#### EXERCISE DIRECTIONS:
Return every line of the material exactly.

BEGIN EXTRACTED ENTRIES

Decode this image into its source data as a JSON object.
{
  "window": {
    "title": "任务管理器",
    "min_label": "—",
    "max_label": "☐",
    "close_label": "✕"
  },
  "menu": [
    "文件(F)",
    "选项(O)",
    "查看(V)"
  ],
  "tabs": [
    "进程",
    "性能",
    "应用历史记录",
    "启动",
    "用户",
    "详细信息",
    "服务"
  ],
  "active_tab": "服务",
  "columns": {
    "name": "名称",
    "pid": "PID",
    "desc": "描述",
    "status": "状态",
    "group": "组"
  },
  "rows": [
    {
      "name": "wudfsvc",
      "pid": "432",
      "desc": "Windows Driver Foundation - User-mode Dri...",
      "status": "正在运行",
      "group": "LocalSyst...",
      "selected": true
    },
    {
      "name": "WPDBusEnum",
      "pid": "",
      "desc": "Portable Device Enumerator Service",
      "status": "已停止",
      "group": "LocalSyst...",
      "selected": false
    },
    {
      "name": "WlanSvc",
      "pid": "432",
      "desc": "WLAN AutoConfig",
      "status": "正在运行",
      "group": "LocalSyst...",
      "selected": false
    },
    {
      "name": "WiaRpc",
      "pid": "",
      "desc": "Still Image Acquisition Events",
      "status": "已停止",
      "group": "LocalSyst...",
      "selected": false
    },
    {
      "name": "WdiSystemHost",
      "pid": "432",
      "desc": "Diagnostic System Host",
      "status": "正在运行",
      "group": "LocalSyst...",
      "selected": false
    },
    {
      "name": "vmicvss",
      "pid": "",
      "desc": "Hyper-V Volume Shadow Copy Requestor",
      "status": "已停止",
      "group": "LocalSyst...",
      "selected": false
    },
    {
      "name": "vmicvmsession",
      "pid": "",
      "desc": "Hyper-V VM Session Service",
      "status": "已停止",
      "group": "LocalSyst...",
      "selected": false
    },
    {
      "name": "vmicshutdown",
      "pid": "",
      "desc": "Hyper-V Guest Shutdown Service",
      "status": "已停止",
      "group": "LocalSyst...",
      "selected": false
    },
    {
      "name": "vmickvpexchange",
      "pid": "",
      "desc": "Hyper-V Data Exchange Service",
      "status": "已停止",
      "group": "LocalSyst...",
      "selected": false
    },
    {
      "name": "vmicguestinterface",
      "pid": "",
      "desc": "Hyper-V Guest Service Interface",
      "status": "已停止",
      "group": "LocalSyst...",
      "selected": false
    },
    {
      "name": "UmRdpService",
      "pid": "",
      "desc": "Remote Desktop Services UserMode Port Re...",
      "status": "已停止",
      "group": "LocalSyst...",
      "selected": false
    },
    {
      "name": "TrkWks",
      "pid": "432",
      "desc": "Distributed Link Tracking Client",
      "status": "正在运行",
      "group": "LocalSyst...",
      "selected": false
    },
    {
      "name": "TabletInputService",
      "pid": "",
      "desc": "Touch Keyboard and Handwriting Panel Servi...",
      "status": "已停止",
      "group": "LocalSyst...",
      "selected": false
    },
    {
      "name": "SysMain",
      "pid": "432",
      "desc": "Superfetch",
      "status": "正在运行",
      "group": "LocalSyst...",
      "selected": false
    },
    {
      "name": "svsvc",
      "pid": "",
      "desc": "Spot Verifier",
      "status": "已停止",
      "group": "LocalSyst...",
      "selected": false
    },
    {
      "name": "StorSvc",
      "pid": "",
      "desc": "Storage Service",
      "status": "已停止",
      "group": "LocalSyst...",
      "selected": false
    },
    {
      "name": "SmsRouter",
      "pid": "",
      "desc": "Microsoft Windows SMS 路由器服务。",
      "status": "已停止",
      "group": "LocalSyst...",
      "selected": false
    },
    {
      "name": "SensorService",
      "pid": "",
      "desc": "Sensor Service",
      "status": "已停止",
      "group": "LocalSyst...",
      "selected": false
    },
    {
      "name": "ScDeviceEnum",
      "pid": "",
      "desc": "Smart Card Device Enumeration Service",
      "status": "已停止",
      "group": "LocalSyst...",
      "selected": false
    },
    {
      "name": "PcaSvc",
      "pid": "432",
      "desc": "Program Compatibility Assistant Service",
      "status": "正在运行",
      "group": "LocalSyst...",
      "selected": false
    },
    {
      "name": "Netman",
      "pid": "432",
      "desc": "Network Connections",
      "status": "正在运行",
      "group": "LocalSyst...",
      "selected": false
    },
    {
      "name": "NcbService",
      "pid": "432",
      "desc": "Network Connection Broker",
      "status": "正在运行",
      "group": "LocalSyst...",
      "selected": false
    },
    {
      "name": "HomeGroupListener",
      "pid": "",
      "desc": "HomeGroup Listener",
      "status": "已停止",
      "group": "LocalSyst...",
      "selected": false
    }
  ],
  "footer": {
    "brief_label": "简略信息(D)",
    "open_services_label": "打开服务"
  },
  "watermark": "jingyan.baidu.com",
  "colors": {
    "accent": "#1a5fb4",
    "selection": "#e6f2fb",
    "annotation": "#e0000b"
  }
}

END EXTRACTED ENTRIES

#### SOLUTION BELOW:
Decode this image into its source data as a JSON object.
{
  "window": {
    "title": "任务管理器",
    "min_label": "—",
    "max_label": "☐",
    "close_label": "✕"
  },
  "menu": [
    "文件(F)",
    "选项(O)",
    "查看(V)"
  ],
  "tabs": [
    "进程",
    "性能",
    "应用历史记录",
    "启动",
    "用户",
    "详细信息",
    "服务"
  ],
  "active_tab": "服务",
  "columns": {
    "name": "名称",
    "pid": "PID",
    "desc": "描述",
    "status": "状态",
    "group": "组"
  },
  "rows": [
    {
      "name": "wudfsvc",
      "pid": "432",
      "desc": "Windows Driver Foundation - User-mode Dri...",
      "status": "正在运行",
      "group": "LocalSyst...",
      "selected": true
    },
    {
      "name": "WPDBusEnum",
      "pid": "",
      "desc": "Portable Device Enumerator Service",
      "status": "已停止",
      "group": "LocalSyst...",
      "selected": false
    },
    {
      "name": "WlanSvc",
      "pid": "432",
      "desc": "WLAN AutoConfig",
      "status": "正在运行",
      "group": "LocalSyst...",
      "selected": false
    },
    {
      "name": "WiaRpc",
      "pid": "",
      "desc": "Still Image Acquisition Events",
      "status": "已停止",
      "group": "LocalSyst...",
      "selected": false
    },
    {
      "name": "WdiSystemHost",
      "pid": "432",
      "desc": "Diagnostic System Host",
      "status": "正在运行",
      "group": "LocalSyst...",
      "selected": false
    },
    {
      "name": "vmicvss",
      "pid": "",
      "desc": "Hyper-V Volume Shadow Copy Requestor",
      "status": "已停止",
      "group": "LocalSyst...",
      "selected": false
    },
    {
      "name": "vmicvmsession",
      "pid": "",
      "desc": "Hyper-V VM Session Service",
      "status": "已停止",
      "group": "LocalSyst...",
      "selected": false
    },
    {
      "name": "vmicshutdown",
      "pid": "",
      "desc": "Hyper-V Guest Shutdown Service",
      "status": "已停止",
      "group": "LocalSyst...",
      "selected": false
    },
    {
      "name": "vmickvpexchange",
      "pid": "",
      "desc": "Hyper-V Data Exchange Service",
      "status": "已停止",
      "group": "LocalSyst...",
      "selected": false
    },
    {
      "name": "vmicguestinterface",
      "pid": "",
      "desc": "Hyper-V Guest Service Interface",
      "status": "已停止",
      "group": "LocalSyst...",
      "selected": false
    },
    {
      "name": "UmRdpService",
      "pid": "",
      "desc": "Remote Desktop Services UserMode Port Re...",
      "status": "已停止",
      "group": "LocalSyst...",
      "selected": false
    },
    {
      "name": "TrkWks",
      "pid": "432",
      "desc": "Distributed Link Tracking Client",
      "status": "正在运行",
      "group": "LocalSyst...",
      "selected": false
    },
    {
      "name": "TabletInputService",
      "pid": "",
      "desc": "Touch Keyboard and Handwriting Panel Servi...",
      "status": "已停止",
      "group": "LocalSyst...",
      "selected": false
    },
    {
      "name": "SysMain",
      "pid": "432",
      "desc": "Superfetch",
      "status": "正在运行",
      "group": "LocalSyst...",
      "selected": false
    },
    {
      "name": "svsvc",
      "pid": "",
      "desc": "Spot Verifier",
      "status": "已停止",
      "group": "LocalSyst...",
      "selected": false
    },
    {
      "name": "StorSvc",
      "pid": "",
      "desc": "Storage Service",
      "status": "已停止",
      "group": "LocalSyst...",
      "selected": false
    },
    {
      "name": "SmsRouter",
      "pid": "",
      "desc": "Microsoft Windows SMS 路由器服务。",
      "status": "已停止",
      "group": "LocalSyst...",
      "selected": false
    },
    {
      "name": "SensorService",
      "pid": "",
      "desc": "Sensor Service",
      "status": "已停止",
      "group": "LocalSyst...",
      "selected": false
    },
    {
      "name": "ScDeviceEnum",
      "pid": "",
      "desc": "Smart Card Device Enumeration Service",
      "status": "已停止",
      "group": "LocalSyst...",
      "selected": false
    },
    {
      "name": "PcaSvc",
      "pid": "432",
      "desc": "Program Compatibility Assistant Service",
      "status": "正在运行",
      "group": "LocalSyst...",
      "selected": false
    },
    {
      "name": "Netman",
      "pid": "432",
      "desc": "Network Connections",
      "status": "正在运行",
      "group": "LocalSyst...",
      "selected": false
    },
    {
      "name": "NcbService",
      "pid": "432",
      "desc": "Network Connection Broker",
      "status": "正在运行",
      "group": "LocalSyst...",
      "selected": false
    },
    {
      "name": "HomeGroupListener",
      "pid": "",
      "desc": "HomeGroup Listener",
      "status": "已停止",
      "group": "LocalSyst...",
      "selected": false
    }
  ],
  "footer": {
    "brief_label": "简略信息(D)",
    "open_services_label": "打开服务"
  },
  "watermark": "jingyan.baidu.com",
  "colors": {
    "accent": "#1a5fb4",
    "selection": "#e6f2fb",
    "annotation": "#e0000b"
  }
}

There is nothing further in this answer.